=== What is asked ===
Each line containing the word "name" should be found and copied.

[Items from a figure collection]
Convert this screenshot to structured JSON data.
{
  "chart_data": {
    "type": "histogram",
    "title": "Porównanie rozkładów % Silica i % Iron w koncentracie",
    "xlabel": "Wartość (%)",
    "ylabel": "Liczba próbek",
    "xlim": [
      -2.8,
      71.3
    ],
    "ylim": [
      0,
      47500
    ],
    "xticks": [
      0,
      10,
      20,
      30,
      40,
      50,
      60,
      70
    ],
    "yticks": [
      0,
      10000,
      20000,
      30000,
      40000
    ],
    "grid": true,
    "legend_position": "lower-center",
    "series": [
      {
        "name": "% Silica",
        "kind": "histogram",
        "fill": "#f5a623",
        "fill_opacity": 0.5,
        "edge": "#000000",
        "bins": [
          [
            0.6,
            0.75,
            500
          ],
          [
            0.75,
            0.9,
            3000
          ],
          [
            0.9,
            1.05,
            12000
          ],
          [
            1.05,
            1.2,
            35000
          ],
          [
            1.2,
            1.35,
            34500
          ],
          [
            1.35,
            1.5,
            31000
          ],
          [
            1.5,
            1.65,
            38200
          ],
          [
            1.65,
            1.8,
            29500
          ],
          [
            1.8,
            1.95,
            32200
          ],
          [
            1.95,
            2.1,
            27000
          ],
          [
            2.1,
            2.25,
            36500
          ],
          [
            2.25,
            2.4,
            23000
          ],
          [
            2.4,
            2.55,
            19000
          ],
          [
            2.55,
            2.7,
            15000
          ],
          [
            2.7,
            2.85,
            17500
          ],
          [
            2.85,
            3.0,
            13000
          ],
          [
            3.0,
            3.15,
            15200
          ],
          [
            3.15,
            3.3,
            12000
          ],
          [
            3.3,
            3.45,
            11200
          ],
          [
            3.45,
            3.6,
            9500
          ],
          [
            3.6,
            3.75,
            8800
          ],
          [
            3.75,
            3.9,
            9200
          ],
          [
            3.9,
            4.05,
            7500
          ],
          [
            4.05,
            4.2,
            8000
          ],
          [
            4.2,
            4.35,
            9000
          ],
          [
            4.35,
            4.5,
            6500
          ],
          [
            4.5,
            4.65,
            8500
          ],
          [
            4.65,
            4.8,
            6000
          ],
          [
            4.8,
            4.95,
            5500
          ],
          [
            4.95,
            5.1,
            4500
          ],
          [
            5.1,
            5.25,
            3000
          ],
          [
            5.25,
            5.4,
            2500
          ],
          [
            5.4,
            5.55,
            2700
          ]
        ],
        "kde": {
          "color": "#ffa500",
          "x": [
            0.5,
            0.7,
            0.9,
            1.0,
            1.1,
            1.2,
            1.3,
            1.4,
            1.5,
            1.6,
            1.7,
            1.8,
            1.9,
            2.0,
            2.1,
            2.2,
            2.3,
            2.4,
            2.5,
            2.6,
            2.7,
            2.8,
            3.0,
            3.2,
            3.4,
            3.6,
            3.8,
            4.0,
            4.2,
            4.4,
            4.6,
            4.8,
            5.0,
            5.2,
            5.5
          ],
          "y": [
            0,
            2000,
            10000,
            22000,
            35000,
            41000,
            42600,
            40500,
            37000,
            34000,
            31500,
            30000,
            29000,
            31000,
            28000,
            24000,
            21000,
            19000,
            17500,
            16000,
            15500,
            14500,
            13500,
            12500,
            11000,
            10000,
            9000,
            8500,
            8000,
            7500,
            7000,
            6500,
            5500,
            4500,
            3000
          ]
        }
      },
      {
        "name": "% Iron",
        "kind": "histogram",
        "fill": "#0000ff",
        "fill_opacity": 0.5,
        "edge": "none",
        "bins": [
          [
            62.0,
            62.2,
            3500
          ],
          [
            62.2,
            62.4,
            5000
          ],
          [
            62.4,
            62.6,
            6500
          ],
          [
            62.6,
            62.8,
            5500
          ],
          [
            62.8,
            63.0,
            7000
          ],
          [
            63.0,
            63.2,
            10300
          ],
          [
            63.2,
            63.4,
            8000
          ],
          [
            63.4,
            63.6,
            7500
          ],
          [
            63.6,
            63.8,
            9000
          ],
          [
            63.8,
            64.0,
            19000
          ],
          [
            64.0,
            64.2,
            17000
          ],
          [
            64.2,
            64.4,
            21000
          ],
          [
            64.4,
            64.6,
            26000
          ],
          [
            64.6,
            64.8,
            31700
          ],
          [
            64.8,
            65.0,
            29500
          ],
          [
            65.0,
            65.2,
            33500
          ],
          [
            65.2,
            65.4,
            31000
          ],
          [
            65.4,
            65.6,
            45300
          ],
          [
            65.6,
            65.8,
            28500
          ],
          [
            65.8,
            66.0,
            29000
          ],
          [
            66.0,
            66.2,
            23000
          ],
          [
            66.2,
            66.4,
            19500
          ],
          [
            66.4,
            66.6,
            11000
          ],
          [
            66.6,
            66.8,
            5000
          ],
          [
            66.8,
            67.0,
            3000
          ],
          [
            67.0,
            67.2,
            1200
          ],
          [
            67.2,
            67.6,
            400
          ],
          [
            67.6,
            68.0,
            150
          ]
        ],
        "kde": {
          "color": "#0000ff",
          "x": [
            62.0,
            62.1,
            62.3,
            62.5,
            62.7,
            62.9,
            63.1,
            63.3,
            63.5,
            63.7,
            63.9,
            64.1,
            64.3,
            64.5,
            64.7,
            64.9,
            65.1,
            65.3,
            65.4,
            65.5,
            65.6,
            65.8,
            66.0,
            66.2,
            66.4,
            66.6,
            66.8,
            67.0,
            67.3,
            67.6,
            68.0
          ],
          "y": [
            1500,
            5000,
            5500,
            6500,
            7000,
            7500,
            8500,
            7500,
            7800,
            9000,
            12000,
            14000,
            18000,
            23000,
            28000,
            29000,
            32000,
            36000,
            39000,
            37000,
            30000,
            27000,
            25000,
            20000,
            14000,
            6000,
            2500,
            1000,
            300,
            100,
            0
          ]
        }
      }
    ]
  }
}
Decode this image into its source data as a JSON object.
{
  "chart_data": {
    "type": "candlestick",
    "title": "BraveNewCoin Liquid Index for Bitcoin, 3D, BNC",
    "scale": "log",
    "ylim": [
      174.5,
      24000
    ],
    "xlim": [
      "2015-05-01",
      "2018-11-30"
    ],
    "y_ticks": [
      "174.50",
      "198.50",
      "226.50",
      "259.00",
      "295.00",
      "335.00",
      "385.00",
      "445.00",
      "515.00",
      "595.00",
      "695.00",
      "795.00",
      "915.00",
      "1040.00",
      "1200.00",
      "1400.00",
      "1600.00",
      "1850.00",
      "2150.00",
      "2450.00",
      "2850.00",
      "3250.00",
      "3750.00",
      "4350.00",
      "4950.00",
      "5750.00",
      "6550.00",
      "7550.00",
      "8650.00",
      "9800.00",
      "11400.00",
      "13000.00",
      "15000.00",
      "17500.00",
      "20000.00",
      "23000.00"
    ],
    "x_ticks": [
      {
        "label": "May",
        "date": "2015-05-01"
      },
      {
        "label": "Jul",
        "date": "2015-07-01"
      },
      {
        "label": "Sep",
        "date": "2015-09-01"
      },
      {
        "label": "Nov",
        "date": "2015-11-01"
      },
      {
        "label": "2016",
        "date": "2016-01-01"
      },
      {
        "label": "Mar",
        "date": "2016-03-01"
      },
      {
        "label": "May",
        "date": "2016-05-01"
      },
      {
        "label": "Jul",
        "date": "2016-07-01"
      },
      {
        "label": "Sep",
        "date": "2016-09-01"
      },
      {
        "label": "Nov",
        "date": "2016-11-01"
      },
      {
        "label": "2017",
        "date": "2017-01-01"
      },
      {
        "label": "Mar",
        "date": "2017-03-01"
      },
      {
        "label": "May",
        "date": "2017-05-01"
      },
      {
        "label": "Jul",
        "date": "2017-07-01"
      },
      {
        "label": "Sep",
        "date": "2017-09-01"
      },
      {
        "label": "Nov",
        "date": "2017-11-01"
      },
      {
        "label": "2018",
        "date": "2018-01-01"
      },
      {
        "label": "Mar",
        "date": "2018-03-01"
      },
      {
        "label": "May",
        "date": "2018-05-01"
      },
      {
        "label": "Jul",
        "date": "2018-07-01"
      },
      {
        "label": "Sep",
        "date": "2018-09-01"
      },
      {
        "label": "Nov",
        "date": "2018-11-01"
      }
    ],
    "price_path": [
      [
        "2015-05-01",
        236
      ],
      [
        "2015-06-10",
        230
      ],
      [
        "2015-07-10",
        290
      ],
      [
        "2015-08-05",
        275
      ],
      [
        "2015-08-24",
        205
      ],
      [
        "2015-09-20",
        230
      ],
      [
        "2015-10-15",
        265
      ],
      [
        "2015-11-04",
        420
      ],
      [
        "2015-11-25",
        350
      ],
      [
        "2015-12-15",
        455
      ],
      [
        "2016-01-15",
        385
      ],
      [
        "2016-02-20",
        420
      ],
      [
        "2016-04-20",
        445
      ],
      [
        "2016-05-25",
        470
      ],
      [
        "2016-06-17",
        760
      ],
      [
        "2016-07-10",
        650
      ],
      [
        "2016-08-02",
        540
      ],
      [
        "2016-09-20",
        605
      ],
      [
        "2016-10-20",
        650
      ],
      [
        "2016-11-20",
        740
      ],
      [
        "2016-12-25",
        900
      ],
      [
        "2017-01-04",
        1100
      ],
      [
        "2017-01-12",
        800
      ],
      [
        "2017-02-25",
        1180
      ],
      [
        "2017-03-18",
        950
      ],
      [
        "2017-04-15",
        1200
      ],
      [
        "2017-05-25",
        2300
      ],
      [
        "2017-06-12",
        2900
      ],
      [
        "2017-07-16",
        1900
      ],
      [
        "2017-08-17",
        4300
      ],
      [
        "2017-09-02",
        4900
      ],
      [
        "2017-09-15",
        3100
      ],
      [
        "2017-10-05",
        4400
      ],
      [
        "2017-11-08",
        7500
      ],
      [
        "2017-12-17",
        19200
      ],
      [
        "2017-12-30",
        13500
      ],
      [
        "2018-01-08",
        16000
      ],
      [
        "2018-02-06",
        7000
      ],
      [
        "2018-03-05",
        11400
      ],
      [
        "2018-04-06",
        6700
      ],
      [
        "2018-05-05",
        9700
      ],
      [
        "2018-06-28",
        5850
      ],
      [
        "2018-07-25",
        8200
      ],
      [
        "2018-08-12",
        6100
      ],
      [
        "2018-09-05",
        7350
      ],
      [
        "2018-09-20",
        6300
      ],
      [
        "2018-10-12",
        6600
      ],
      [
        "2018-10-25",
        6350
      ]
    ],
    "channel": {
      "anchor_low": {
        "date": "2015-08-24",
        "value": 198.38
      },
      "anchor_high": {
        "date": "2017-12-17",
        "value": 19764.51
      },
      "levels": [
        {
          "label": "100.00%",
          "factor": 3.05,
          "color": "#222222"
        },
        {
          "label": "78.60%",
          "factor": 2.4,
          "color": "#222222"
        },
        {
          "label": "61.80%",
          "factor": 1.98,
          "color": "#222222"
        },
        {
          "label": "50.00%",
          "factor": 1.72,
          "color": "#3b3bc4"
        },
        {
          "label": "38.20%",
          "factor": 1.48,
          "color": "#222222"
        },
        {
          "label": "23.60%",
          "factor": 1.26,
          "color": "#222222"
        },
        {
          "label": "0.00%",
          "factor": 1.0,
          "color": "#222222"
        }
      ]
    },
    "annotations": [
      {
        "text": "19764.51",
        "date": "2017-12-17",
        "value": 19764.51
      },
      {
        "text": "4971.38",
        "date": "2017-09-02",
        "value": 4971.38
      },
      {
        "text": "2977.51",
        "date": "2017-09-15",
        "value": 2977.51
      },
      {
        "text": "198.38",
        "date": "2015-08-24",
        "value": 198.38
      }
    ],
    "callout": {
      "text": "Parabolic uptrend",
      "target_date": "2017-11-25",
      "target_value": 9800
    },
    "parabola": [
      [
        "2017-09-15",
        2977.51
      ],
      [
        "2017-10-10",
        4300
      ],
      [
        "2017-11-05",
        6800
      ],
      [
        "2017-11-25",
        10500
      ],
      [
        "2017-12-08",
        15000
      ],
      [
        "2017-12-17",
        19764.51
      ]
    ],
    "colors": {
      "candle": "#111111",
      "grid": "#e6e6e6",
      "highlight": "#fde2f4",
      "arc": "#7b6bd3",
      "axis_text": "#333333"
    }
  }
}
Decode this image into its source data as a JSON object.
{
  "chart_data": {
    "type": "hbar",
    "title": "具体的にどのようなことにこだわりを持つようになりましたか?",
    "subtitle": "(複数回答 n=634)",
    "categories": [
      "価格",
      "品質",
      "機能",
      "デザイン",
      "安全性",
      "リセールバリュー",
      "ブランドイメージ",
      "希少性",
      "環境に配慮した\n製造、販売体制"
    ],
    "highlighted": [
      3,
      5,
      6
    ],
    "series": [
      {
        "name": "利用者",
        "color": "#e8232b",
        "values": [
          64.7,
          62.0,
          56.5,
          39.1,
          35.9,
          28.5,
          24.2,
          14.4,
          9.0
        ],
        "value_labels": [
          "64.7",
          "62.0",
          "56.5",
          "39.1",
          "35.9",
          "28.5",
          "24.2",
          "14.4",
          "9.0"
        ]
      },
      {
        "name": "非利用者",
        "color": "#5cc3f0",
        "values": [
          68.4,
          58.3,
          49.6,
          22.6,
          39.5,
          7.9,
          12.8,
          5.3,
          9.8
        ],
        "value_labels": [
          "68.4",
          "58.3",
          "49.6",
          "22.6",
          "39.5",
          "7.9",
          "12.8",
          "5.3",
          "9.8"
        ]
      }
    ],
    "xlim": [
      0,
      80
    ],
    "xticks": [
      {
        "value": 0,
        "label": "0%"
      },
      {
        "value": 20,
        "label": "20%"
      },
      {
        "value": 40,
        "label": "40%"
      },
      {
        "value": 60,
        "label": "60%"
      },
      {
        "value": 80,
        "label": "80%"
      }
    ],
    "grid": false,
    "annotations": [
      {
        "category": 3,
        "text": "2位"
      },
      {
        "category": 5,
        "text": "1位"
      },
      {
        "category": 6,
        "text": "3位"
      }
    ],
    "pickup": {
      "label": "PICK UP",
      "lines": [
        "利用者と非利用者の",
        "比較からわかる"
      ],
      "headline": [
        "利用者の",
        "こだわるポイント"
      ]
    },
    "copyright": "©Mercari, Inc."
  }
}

=== Worked solution ===
        "name": "% Silica",
        "name": "% Iron",
        "name": "利用者",
        "name": "非利用者",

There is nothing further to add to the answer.